→ PROBLEM
Return all entries precisely as they stand, without the images.

[Figure data in JSON]
━━━━━━━━
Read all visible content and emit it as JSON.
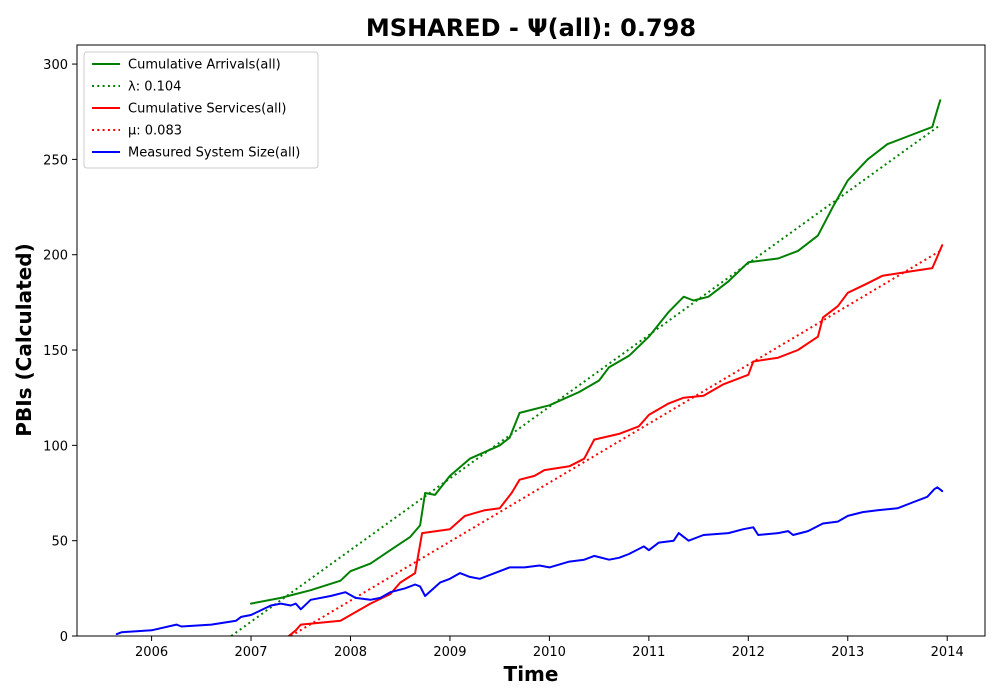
{
  "chart_data": {
    "type": "line",
    "title": "MSHARED -  Ψ(all): 0.798",
    "xlabel": "Time",
    "ylabel": "PBIs (Calculated)",
    "xlim": [
      2005.25,
      2014.38
    ],
    "ylim": [
      0,
      310
    ],
    "x_ticks": [
      2006,
      2007,
      2008,
      2009,
      2010,
      2011,
      2012,
      2013,
      2014
    ],
    "y_ticks": [
      0,
      50,
      100,
      150,
      200,
      250,
      300
    ],
    "grid": false,
    "legend_position": "top-left",
    "series": [
      {
        "name": "Cumulative Arrivals(all)",
        "color": "#008000",
        "style": "solid",
        "points": [
          [
            2007.0,
            17
          ],
          [
            2007.3,
            20
          ],
          [
            2007.6,
            24
          ],
          [
            2007.9,
            29
          ],
          [
            2008.0,
            34
          ],
          [
            2008.2,
            38
          ],
          [
            2008.4,
            45
          ],
          [
            2008.6,
            52
          ],
          [
            2008.7,
            58
          ],
          [
            2008.75,
            75
          ],
          [
            2008.85,
            74
          ],
          [
            2009.0,
            84
          ],
          [
            2009.2,
            93
          ],
          [
            2009.5,
            100
          ],
          [
            2009.6,
            104
          ],
          [
            2009.7,
            117
          ],
          [
            2010.0,
            121
          ],
          [
            2010.3,
            128
          ],
          [
            2010.5,
            134
          ],
          [
            2010.6,
            141
          ],
          [
            2010.8,
            147
          ],
          [
            2011.0,
            157
          ],
          [
            2011.2,
            170
          ],
          [
            2011.35,
            178
          ],
          [
            2011.45,
            176
          ],
          [
            2011.6,
            178
          ],
          [
            2011.8,
            186
          ],
          [
            2012.0,
            196
          ],
          [
            2012.3,
            198
          ],
          [
            2012.5,
            202
          ],
          [
            2012.7,
            210
          ],
          [
            2012.85,
            225
          ],
          [
            2013.0,
            239
          ],
          [
            2013.2,
            250
          ],
          [
            2013.4,
            258
          ],
          [
            2013.6,
            262
          ],
          [
            2013.85,
            267
          ],
          [
            2013.9,
            276
          ],
          [
            2013.93,
            281
          ]
        ]
      },
      {
        "name": "λ: 0.104",
        "color": "#008000",
        "style": "dotted",
        "points": [
          [
            2006.8,
            0
          ],
          [
            2013.93,
            268
          ]
        ]
      },
      {
        "name": "Cumulative Services(all)",
        "color": "#ff0000",
        "style": "solid",
        "points": [
          [
            2007.38,
            0
          ],
          [
            2007.45,
            3
          ],
          [
            2007.5,
            6
          ],
          [
            2007.9,
            8
          ],
          [
            2008.2,
            17
          ],
          [
            2008.4,
            22
          ],
          [
            2008.5,
            28
          ],
          [
            2008.65,
            33
          ],
          [
            2008.72,
            54
          ],
          [
            2009.0,
            56
          ],
          [
            2009.15,
            63
          ],
          [
            2009.35,
            66
          ],
          [
            2009.5,
            67
          ],
          [
            2009.62,
            75
          ],
          [
            2009.7,
            82
          ],
          [
            2009.85,
            84
          ],
          [
            2009.95,
            87
          ],
          [
            2010.2,
            89
          ],
          [
            2010.35,
            93
          ],
          [
            2010.45,
            103
          ],
          [
            2010.7,
            106
          ],
          [
            2010.9,
            110
          ],
          [
            2011.0,
            116
          ],
          [
            2011.2,
            122
          ],
          [
            2011.35,
            125
          ],
          [
            2011.55,
            126
          ],
          [
            2011.75,
            132
          ],
          [
            2012.0,
            137
          ],
          [
            2012.05,
            144
          ],
          [
            2012.3,
            146
          ],
          [
            2012.5,
            150
          ],
          [
            2012.7,
            157
          ],
          [
            2012.75,
            167
          ],
          [
            2012.9,
            173
          ],
          [
            2013.0,
            180
          ],
          [
            2013.2,
            185
          ],
          [
            2013.35,
            189
          ],
          [
            2013.6,
            191
          ],
          [
            2013.85,
            193
          ],
          [
            2013.9,
            199
          ],
          [
            2013.95,
            205
          ]
        ]
      },
      {
        "name": "μ: 0.083",
        "color": "#ff0000",
        "style": "dotted",
        "points": [
          [
            2007.4,
            0
          ],
          [
            2013.93,
            202
          ]
        ]
      },
      {
        "name": "Measured System Size(all)",
        "color": "#0000ff",
        "style": "solid",
        "points": [
          [
            2005.65,
            1
          ],
          [
            2005.7,
            2
          ],
          [
            2006.0,
            3
          ],
          [
            2006.25,
            6
          ],
          [
            2006.3,
            5
          ],
          [
            2006.6,
            6
          ],
          [
            2006.85,
            8
          ],
          [
            2006.9,
            10
          ],
          [
            2007.0,
            11
          ],
          [
            2007.2,
            16
          ],
          [
            2007.3,
            17
          ],
          [
            2007.4,
            16
          ],
          [
            2007.45,
            17
          ],
          [
            2007.5,
            14
          ],
          [
            2007.6,
            19
          ],
          [
            2007.8,
            21
          ],
          [
            2007.95,
            23
          ],
          [
            2008.05,
            20
          ],
          [
            2008.2,
            19
          ],
          [
            2008.3,
            20
          ],
          [
            2008.4,
            23
          ],
          [
            2008.55,
            25
          ],
          [
            2008.65,
            27
          ],
          [
            2008.7,
            26
          ],
          [
            2008.75,
            21
          ],
          [
            2008.9,
            28
          ],
          [
            2009.0,
            30
          ],
          [
            2009.1,
            33
          ],
          [
            2009.2,
            31
          ],
          [
            2009.3,
            30
          ],
          [
            2009.5,
            34
          ],
          [
            2009.6,
            36
          ],
          [
            2009.75,
            36
          ],
          [
            2009.9,
            37
          ],
          [
            2010.0,
            36
          ],
          [
            2010.2,
            39
          ],
          [
            2010.35,
            40
          ],
          [
            2010.45,
            42
          ],
          [
            2010.6,
            40
          ],
          [
            2010.7,
            41
          ],
          [
            2010.8,
            43
          ],
          [
            2010.95,
            47
          ],
          [
            2011.0,
            45
          ],
          [
            2011.1,
            49
          ],
          [
            2011.25,
            50
          ],
          [
            2011.3,
            54
          ],
          [
            2011.4,
            50
          ],
          [
            2011.55,
            53
          ],
          [
            2011.8,
            54
          ],
          [
            2011.95,
            56
          ],
          [
            2012.05,
            57
          ],
          [
            2012.1,
            53
          ],
          [
            2012.3,
            54
          ],
          [
            2012.4,
            55
          ],
          [
            2012.45,
            53
          ],
          [
            2012.6,
            55
          ],
          [
            2012.75,
            59
          ],
          [
            2012.9,
            60
          ],
          [
            2013.0,
            63
          ],
          [
            2013.15,
            65
          ],
          [
            2013.3,
            66
          ],
          [
            2013.5,
            67
          ],
          [
            2013.65,
            70
          ],
          [
            2013.8,
            73
          ],
          [
            2013.87,
            77
          ],
          [
            2013.9,
            78
          ],
          [
            2013.95,
            76
          ]
        ]
      }
    ]
  }
}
━━━━━━━━
→ RESULT OF THIS EXERCISE
Read all visible content and emit it as JSON.
{
  "chart_data": {
    "type": "line",
    "title": "MSHARED -  Ψ(all): 0.798",
    "xlabel": "Time",
    "ylabel": "PBIs (Calculated)",
    "xlim": [
      2005.25,
      2014.38
    ],
    "ylim": [
      0,
      310
    ],
    "x_ticks": [
      2006,
      2007,
      2008,
      2009,
      2010,
      2011,
      2012,
      2013,
      2014
    ],
    "y_ticks": [
      0,
      50,
      100,
      150,
      200,
      250,
      300
    ],
    "grid": false,
    "legend_position": "top-left",
    "series": [
      {
        "name": "Cumulative Arrivals(all)",
        "color": "#008000",
        "style": "solid",
        "points": [
          [
            2007.0,
            17
          ],
          [
            2007.3,
            20
          ],
          [
            2007.6,
            24
          ],
          [
            2007.9,
            29
          ],
          [
            2008.0,
            34
          ],
          [
            2008.2,
            38
          ],
          [
            2008.4,
            45
          ],
          [
            2008.6,
            52
          ],
          [
            2008.7,
            58
          ],
          [
            2008.75,
            75
          ],
          [
            2008.85,
            74
          ],
          [
            2009.0,
            84
          ],
          [
            2009.2,
            93
          ],
          [
            2009.5,
            100
          ],
          [
            2009.6,
            104
          ],
          [
            2009.7,
            117
          ],
          [
            2010.0,
            121
          ],
          [
            2010.3,
            128
          ],
          [
            2010.5,
            134
          ],
          [
            2010.6,
            141
          ],
          [
            2010.8,
            147
          ],
          [
            2011.0,
            157
          ],
          [
            2011.2,
            170
          ],
          [
            2011.35,
            178
          ],
          [
            2011.45,
            176
          ],
          [
            2011.6,
            178
          ],
          [
            2011.8,
            186
          ],
          [
            2012.0,
            196
          ],
          [
            2012.3,
            198
          ],
          [
            2012.5,
            202
          ],
          [
            2012.7,
            210
          ],
          [
            2012.85,
            225
          ],
          [
            2013.0,
            239
          ],
          [
            2013.2,
            250
          ],
          [
            2013.4,
            258
          ],
          [
            2013.6,
            262
          ],
          [
            2013.85,
            267
          ],
          [
            2013.9,
            276
          ],
          [
            2013.93,
            281
          ]
        ]
      },
      {
        "name": "λ: 0.104",
        "color": "#008000",
        "style": "dotted",
        "points": [
          [
            2006.8,
            0
          ],
          [
            2013.93,
            268
          ]
        ]
      },
      {
        "name": "Cumulative Services(all)",
        "color": "#ff0000",
        "style": "solid",
        "points": [
          [
            2007.38,
            0
          ],
          [
            2007.45,
            3
          ],
          [
            2007.5,
            6
          ],
          [
            2007.9,
            8
          ],
          [
            2008.2,
            17
          ],
          [
            2008.4,
            22
          ],
          [
            2008.5,
            28
          ],
          [
            2008.65,
            33
          ],
          [
            2008.72,
            54
          ],
          [
            2009.0,
            56
          ],
          [
            2009.15,
            63
          ],
          [
            2009.35,
            66
          ],
          [
            2009.5,
            67
          ],
          [
            2009.62,
            75
          ],
          [
            2009.7,
            82
          ],
          [
            2009.85,
            84
          ],
          [
            2009.95,
            87
          ],
          [
            2010.2,
            89
          ],
          [
            2010.35,
            93
          ],
          [
            2010.45,
            103
          ],
          [
            2010.7,
            106
          ],
          [
            2010.9,
            110
          ],
          [
            2011.0,
            116
          ],
          [
            2011.2,
            122
          ],
          [
            2011.35,
            125
          ],
          [
            2011.55,
            126
          ],
          [
            2011.75,
            132
          ],
          [
            2012.0,
            137
          ],
          [
            2012.05,
            144
          ],
          [
            2012.3,
            146
          ],
          [
            2012.5,
            150
          ],
          [
            2012.7,
            157
          ],
          [
            2012.75,
            167
          ],
          [
            2012.9,
            173
          ],
          [
            2013.0,
            180
          ],
          [
            2013.2,
            185
          ],
          [
            2013.35,
            189
          ],
          [
            2013.6,
            191
          ],
          [
            2013.85,
            193
          ],
          [
            2013.9,
            199
          ],
          [
            2013.95,
            205
          ]
        ]
      },
      {
        "name": "μ: 0.083",
        "color": "#ff0000",
        "style": "dotted",
        "points": [
          [
            2007.4,
            0
          ],
          [
            2013.93,
            202
          ]
        ]
      },
      {
        "name": "Measured System Size(all)",
        "color": "#0000ff",
        "style": "solid",
        "points": [
          [
            2005.65,
            1
          ],
          [
            2005.7,
            2
          ],
          [
            2006.0,
            3
          ],
          [
            2006.25,
            6
          ],
          [
            2006.3,
            5
          ],
          [
            2006.6,
            6
          ],
          [
            2006.85,
            8
          ],
          [
            2006.9,
            10
          ],
          [
            2007.0,
            11
          ],
          [
            2007.2,
            16
          ],
          [
            2007.3,
            17
          ],
          [
            2007.4,
            16
          ],
          [
            2007.45,
            17
          ],
          [
            2007.5,
            14
          ],
          [
            2007.6,
            19
          ],
          [
            2007.8,
            21
          ],
          [
            2007.95,
            23
          ],
          [
            2008.05,
            20
          ],
          [
            2008.2,
            19
          ],
          [
            2008.3,
            20
          ],
          [
            2008.4,
            23
          ],
          [
            2008.55,
            25
          ],
          [
            2008.65,
            27
          ],
          [
            2008.7,
            26
          ],
          [
            2008.75,
            21
          ],
          [
            2008.9,
            28
          ],
          [
            2009.0,
            30
          ],
          [
            2009.1,
            33
          ],
          [
            2009.2,
            31
          ],
          [
            2009.3,
            30
          ],
          [
            2009.5,
            34
          ],
          [
            2009.6,
            36
          ],
          [
            2009.75,
            36
          ],
          [
            2009.9,
            37
          ],
          [
            2010.0,
            36
          ],
          [
            2010.2,
            39
          ],
          [
            2010.35,
            40
          ],
          [
            2010.45,
            42
          ],
          [
            2010.6,
            40
          ],
          [
            2010.7,
            41
          ],
          [
            2010.8,
            43
          ],
          [
            2010.95,
            47
          ],
          [
            2011.0,
            45
          ],
          [
            2011.1,
            49
          ],
          [
            2011.25,
            50
          ],
          [
            2011.3,
            54
          ],
          [
            2011.4,
            50
          ],
          [
            2011.55,
            53
          ],
          [
            2011.8,
            54
          ],
          [
            2011.95,
            56
          ],
          [
            2012.05,
            57
          ],
          [
            2012.1,
            53
          ],
          [
            2012.3,
            54
          ],
          [
            2012.4,
            55
          ],
          [
            2012.45,
            53
          ],
          [
            2012.6,
            55
          ],
          [
            2012.75,
            59
          ],
          [
            2012.9,
            60
          ],
          [
            2013.0,
            63
          ],
          [
            2013.15,
            65
          ],
          [
            2013.3,
            66
          ],
          [
            2013.5,
            67
          ],
          [
            2013.65,
            70
          ],
          [
            2013.8,
            73
          ],
          [
            2013.87,
            77
          ],
          [
            2013.9,
            78
          ],
          [
            2013.95,
            76
          ]
        ]
      }
    ]
  }
}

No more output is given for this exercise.